Instruction:
Retype all of the data. Every line must match exactly.

(Data items)
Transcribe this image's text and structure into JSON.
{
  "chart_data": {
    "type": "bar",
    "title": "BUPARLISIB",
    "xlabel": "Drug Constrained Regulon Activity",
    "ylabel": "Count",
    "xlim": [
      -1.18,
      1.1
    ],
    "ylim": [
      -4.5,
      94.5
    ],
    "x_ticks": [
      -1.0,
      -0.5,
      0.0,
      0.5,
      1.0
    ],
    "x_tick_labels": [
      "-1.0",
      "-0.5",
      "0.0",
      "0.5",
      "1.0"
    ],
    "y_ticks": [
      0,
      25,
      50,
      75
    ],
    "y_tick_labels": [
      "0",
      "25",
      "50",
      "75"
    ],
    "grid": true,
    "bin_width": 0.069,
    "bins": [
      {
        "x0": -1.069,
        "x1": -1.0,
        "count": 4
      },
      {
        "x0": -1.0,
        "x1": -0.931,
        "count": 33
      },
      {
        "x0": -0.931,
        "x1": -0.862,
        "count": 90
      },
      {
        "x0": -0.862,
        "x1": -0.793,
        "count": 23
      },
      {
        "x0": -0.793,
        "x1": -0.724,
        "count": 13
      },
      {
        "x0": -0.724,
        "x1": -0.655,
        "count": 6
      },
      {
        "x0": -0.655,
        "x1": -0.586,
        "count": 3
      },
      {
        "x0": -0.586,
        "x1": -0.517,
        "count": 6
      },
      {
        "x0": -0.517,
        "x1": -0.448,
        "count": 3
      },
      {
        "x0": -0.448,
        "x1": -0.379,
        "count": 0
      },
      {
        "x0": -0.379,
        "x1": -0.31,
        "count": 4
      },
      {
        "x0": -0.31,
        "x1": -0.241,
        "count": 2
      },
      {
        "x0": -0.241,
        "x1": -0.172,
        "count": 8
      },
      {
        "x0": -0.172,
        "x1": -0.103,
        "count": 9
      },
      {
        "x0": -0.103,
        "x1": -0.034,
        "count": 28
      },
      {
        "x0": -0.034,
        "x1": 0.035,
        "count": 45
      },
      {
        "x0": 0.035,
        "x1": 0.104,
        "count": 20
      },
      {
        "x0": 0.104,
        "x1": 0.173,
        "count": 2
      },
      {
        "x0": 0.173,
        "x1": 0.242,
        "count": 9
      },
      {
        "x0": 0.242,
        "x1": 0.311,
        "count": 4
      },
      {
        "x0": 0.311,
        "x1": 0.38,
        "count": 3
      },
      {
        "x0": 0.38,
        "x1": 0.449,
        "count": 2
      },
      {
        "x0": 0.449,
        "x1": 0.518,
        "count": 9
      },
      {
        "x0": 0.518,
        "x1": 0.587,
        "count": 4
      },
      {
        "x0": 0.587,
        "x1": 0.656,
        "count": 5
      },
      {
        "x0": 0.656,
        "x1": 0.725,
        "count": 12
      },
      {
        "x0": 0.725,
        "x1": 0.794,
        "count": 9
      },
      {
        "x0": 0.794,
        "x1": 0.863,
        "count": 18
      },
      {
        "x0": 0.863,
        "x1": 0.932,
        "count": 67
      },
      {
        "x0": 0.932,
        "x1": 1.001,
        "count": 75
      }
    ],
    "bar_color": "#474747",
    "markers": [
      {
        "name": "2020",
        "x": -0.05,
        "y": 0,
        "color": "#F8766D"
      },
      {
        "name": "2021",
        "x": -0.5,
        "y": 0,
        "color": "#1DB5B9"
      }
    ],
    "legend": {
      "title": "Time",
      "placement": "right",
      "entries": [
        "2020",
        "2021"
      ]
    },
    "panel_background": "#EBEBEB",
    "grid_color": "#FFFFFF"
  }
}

Complete response:
Transcribe this image's text and structure into JSON.
{
  "chart_data": {
    "type": "bar",
    "title": "BUPARLISIB",
    "xlabel": "Drug Constrained Regulon Activity",
    "ylabel": "Count",
    "xlim": [
      -1.18,
      1.1
    ],
    "ylim": [
      -4.5,
      94.5
    ],
    "x_ticks": [
      -1.0,
      -0.5,
      0.0,
      0.5,
      1.0
    ],
    "x_tick_labels": [
      "-1.0",
      "-0.5",
      "0.0",
      "0.5",
      "1.0"
    ],
    "y_ticks": [
      0,
      25,
      50,
      75
    ],
    "y_tick_labels": [
      "0",
      "25",
      "50",
      "75"
    ],
    "grid": true,
    "bin_width": 0.069,
    "bins": [
      {
        "x0": -1.069,
        "x1": -1.0,
        "count": 4
      },
      {
        "x0": -1.0,
        "x1": -0.931,
        "count": 33
      },
      {
        "x0": -0.931,
        "x1": -0.862,
        "count": 90
      },
      {
        "x0": -0.862,
        "x1": -0.793,
        "count": 23
      },
      {
        "x0": -0.793,
        "x1": -0.724,
        "count": 13
      },
      {
        "x0": -0.724,
        "x1": -0.655,
        "count": 6
      },
      {
        "x0": -0.655,
        "x1": -0.586,
        "count": 3
      },
      {
        "x0": -0.586,
        "x1": -0.517,
        "count": 6
      },
      {
        "x0": -0.517,
        "x1": -0.448,
        "count": 3
      },
      {
        "x0": -0.448,
        "x1": -0.379,
        "count": 0
      },
      {
        "x0": -0.379,
        "x1": -0.31,
        "count": 4
      },
      {
        "x0": -0.31,
        "x1": -0.241,
        "count": 2
      },
      {
        "x0": -0.241,
        "x1": -0.172,
        "count": 8
      },
      {
        "x0": -0.172,
        "x1": -0.103,
        "count": 9
      },
      {
        "x0": -0.103,
        "x1": -0.034,
        "count": 28
      },
      {
        "x0": -0.034,
        "x1": 0.035,
        "count": 45
      },
      {
        "x0": 0.035,
        "x1": 0.104,
        "count": 20
      },
      {
        "x0": 0.104,
        "x1": 0.173,
        "count": 2
      },
      {
        "x0": 0.173,
        "x1": 0.242,
        "count": 9
      },
      {
        "x0": 0.242,
        "x1": 0.311,
        "count": 4
      },
      {
        "x0": 0.311,
        "x1": 0.38,
        "count": 3
      },
      {
        "x0": 0.38,
        "x1": 0.449,
        "count": 2
      },
      {
        "x0": 0.449,
        "x1": 0.518,
        "count": 9
      },
      {
        "x0": 0.518,
        "x1": 0.587,
        "count": 4
      },
      {
        "x0": 0.587,
        "x1": 0.656,
        "count": 5
      },
      {
        "x0": 0.656,
        "x1": 0.725,
        "count": 12
      },
      {
        "x0": 0.725,
        "x1": 0.794,
        "count": 9
      },
      {
        "x0": 0.794,
        "x1": 0.863,
        "count": 18
      },
      {
        "x0": 0.863,
        "x1": 0.932,
        "count": 67
      },
      {
        "x0": 0.932,
        "x1": 1.001,
        "count": 75
      }
    ],
    "bar_color": "#474747",
    "markers": [
      {
        "name": "2020",
        "x": -0.05,
        "y": 0,
        "color": "#F8766D"
      },
      {
        "name": "2021",
        "x": -0.5,
        "y": 0,
        "color": "#1DB5B9"
      }
    ],
    "legend": {
      "title": "Time",
      "placement": "right",
      "entries": [
        "2020",
        "2021"
      ]
    },
    "panel_background": "#EBEBEB",
    "grid_color": "#FFFFFF"
  }
}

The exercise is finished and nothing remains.